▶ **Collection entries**
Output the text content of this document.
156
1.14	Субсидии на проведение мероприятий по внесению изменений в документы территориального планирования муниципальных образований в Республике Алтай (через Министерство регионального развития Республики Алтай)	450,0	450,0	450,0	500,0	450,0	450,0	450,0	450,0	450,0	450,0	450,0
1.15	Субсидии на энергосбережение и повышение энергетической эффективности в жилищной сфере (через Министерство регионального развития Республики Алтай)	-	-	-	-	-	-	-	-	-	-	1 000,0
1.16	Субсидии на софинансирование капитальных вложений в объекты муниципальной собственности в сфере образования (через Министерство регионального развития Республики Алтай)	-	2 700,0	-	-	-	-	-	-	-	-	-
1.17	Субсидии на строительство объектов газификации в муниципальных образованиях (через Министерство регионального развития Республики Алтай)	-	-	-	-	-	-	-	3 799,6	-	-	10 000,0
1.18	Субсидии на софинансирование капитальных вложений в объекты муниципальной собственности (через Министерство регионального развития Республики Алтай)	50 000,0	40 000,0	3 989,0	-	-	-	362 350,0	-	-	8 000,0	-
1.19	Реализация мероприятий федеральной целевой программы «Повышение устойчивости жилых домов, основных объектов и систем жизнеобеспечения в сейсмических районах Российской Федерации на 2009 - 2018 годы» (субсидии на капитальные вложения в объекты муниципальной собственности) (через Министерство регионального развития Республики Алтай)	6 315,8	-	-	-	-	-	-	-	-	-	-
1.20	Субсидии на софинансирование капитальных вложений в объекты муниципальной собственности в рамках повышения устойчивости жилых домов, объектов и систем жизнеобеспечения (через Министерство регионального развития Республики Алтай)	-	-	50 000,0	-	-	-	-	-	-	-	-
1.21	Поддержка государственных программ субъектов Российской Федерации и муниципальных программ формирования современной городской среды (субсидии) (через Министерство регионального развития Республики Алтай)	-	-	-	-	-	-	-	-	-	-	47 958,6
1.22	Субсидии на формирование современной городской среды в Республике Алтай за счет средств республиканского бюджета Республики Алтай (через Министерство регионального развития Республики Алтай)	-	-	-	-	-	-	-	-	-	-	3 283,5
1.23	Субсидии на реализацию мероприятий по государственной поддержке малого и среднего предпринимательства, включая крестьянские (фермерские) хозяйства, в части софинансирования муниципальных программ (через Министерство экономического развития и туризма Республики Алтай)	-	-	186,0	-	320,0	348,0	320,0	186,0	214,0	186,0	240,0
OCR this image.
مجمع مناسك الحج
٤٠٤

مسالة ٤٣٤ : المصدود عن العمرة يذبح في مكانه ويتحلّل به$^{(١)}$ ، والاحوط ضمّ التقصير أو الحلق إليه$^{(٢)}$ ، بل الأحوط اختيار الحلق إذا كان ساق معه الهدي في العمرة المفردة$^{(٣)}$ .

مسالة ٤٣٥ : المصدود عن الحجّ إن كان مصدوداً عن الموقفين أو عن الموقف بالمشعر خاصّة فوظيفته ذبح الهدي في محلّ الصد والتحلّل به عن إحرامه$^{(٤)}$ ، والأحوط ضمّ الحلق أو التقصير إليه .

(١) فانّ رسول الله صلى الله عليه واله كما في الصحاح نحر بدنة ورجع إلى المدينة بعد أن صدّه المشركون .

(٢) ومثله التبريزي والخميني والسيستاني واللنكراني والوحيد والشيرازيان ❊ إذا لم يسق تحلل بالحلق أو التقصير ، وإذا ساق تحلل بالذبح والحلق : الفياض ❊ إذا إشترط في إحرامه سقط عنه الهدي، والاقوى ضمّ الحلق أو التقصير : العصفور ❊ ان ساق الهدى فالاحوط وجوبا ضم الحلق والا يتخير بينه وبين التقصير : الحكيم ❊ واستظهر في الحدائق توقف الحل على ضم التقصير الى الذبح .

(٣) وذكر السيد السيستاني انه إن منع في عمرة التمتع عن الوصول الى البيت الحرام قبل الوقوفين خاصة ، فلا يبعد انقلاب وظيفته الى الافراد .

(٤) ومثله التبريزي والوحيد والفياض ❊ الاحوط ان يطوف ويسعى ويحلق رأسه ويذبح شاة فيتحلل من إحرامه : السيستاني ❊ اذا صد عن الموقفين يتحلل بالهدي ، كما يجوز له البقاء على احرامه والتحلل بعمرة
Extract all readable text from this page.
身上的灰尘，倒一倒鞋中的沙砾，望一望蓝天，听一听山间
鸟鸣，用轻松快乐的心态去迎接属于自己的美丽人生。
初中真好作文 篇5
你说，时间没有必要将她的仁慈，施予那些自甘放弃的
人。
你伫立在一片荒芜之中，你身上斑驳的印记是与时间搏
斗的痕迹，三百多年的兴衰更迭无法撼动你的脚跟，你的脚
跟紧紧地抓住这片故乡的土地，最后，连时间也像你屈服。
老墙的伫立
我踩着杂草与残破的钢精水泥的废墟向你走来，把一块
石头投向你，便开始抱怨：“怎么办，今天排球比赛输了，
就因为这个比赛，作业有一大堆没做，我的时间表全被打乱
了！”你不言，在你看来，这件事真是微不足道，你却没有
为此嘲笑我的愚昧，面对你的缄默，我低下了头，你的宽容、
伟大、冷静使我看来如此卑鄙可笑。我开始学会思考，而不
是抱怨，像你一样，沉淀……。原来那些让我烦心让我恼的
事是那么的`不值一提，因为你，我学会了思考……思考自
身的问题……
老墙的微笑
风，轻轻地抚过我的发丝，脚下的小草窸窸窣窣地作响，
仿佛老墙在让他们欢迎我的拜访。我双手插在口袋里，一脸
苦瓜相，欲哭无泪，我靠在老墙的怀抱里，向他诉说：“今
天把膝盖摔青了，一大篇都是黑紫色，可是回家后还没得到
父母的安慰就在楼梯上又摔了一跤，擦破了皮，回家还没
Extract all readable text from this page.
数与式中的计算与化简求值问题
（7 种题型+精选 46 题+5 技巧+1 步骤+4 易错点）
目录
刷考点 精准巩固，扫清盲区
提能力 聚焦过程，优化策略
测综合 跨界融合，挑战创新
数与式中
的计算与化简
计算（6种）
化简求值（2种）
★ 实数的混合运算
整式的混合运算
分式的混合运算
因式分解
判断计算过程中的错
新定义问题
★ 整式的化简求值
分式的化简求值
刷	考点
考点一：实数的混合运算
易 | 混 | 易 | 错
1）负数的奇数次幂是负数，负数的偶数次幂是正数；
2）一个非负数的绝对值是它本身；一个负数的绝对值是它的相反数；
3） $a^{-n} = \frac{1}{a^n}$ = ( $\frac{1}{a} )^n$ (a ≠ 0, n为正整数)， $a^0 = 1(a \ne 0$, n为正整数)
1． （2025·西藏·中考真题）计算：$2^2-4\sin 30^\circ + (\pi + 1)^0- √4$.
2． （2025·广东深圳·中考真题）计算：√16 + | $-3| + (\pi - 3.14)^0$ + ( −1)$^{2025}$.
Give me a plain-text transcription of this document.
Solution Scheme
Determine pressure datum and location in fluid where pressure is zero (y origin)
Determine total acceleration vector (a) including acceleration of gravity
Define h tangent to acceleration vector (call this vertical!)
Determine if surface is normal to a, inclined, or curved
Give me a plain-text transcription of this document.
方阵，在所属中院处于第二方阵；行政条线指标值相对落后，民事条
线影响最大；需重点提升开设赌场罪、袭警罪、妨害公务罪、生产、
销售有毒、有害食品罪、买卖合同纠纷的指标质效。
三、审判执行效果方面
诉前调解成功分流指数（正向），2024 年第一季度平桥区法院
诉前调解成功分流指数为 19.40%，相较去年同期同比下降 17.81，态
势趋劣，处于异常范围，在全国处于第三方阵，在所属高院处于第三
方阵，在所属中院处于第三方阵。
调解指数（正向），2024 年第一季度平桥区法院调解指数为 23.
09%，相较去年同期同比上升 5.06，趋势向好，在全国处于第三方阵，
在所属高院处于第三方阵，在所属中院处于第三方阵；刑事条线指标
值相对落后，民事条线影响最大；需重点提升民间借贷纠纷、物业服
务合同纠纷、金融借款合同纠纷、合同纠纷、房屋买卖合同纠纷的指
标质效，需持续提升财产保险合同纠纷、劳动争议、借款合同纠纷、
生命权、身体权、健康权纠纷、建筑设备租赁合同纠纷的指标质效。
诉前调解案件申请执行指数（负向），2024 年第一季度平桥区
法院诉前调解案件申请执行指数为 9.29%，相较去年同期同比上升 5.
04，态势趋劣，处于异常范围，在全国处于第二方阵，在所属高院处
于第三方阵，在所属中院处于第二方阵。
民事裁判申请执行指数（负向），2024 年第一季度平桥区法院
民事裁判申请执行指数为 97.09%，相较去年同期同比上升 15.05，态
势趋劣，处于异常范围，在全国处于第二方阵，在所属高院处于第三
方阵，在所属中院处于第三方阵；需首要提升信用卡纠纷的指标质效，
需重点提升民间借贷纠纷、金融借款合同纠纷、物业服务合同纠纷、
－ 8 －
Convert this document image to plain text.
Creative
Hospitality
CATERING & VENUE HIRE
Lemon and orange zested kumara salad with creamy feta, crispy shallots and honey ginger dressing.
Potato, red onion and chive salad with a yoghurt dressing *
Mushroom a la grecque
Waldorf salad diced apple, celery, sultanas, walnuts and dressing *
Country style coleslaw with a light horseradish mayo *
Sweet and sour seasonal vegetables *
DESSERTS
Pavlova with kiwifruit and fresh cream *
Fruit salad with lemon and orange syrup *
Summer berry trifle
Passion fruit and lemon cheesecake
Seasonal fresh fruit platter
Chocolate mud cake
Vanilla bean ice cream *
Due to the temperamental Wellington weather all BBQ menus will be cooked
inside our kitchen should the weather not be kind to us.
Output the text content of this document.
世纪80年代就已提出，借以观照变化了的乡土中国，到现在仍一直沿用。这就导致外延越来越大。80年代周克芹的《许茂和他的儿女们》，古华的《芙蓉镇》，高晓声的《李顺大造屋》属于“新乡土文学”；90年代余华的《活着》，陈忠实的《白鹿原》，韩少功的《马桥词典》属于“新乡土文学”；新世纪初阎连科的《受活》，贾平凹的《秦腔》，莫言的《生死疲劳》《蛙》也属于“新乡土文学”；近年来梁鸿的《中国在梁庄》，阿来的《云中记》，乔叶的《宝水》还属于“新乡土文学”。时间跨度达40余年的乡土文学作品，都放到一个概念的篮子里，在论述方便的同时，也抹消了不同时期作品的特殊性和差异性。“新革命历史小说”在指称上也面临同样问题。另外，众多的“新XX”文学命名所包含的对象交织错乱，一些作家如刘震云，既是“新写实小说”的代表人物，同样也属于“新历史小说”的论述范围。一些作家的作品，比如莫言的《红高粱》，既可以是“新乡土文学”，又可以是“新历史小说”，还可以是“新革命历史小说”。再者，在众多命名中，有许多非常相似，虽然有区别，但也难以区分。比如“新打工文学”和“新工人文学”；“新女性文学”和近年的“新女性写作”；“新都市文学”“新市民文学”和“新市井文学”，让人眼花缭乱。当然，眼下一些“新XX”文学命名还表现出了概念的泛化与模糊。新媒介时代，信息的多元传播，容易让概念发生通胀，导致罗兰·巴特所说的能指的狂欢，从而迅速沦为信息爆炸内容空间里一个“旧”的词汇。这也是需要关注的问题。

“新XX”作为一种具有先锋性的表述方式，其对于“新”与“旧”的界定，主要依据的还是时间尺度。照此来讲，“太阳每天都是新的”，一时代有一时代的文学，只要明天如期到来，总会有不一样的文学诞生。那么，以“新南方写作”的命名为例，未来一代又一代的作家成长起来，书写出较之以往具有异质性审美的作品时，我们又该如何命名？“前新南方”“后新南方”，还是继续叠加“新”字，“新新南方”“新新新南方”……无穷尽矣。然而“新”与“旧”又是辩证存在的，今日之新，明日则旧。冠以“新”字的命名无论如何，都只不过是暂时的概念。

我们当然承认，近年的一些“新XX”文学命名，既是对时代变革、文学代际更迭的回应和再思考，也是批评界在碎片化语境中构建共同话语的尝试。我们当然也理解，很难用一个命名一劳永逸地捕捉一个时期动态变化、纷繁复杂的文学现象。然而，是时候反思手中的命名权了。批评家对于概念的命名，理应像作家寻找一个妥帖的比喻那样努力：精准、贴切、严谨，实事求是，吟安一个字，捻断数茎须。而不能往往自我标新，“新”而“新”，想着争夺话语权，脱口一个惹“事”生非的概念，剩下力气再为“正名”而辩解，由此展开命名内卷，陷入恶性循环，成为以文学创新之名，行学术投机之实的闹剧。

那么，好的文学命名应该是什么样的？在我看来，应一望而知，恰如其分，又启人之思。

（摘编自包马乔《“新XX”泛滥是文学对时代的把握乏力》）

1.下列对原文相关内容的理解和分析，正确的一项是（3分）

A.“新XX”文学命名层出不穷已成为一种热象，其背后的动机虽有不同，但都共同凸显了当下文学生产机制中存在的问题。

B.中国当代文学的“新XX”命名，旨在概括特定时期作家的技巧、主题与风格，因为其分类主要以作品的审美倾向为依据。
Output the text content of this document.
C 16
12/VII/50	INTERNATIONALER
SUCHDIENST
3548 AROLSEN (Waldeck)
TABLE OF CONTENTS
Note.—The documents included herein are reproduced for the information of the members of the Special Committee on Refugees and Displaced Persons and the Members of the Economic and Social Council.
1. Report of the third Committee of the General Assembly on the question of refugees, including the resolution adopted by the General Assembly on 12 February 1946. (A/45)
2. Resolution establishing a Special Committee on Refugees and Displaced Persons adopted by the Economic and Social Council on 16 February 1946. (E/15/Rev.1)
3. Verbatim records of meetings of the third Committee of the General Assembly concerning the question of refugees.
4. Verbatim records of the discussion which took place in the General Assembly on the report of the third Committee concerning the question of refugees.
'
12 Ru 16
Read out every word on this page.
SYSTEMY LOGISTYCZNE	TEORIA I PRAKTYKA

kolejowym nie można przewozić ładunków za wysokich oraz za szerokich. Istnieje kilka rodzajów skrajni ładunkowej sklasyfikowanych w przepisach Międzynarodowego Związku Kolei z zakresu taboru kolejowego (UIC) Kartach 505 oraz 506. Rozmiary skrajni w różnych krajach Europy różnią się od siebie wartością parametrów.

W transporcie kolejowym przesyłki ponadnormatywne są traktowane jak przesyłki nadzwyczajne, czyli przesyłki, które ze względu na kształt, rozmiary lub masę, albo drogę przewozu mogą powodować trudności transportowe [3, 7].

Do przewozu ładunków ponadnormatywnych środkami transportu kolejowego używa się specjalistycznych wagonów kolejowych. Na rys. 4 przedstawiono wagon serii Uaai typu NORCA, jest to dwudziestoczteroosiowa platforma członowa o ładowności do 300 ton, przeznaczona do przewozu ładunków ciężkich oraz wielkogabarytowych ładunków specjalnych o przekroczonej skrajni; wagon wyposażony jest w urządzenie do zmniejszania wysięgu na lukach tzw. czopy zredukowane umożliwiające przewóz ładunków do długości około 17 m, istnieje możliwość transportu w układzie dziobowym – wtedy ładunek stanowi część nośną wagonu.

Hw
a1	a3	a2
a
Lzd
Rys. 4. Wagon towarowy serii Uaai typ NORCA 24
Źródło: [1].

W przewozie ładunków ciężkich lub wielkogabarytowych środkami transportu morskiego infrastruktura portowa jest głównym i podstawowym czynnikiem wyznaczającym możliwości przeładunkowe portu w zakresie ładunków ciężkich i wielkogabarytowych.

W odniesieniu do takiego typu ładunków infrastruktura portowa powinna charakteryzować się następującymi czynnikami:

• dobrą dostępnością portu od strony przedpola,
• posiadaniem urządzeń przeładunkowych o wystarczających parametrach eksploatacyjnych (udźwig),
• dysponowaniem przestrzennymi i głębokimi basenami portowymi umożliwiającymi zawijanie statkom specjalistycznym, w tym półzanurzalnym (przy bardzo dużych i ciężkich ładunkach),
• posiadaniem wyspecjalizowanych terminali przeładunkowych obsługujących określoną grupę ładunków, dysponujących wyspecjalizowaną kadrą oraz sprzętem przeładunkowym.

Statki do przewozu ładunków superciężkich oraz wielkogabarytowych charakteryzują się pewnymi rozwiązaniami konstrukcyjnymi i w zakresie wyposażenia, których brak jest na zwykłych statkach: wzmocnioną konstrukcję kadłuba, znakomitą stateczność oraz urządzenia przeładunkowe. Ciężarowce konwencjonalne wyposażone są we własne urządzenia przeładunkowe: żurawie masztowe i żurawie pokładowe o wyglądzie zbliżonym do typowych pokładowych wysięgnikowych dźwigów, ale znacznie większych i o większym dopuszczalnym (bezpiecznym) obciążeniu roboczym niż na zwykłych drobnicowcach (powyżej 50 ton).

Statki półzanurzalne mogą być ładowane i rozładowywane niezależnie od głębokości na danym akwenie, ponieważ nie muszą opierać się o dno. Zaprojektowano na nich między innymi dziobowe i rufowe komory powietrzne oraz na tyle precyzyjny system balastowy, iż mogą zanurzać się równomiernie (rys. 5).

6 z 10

▶ **PROBLEM TO WORK ON**
Extract each line from the listing that holds the word "Special".

▶ **FINAL RESULT**
Note.—The documents included herein are reproduced for the information of the members of the Special Committee on Refugees and Displaced Persons and the Members of the Economic and Social Council.
2. Resolution establishing a Special Committee on Refugees and Displaced Persons adopted by the Economic and Social Council on 16 February 1946. (E/15/Rev.1)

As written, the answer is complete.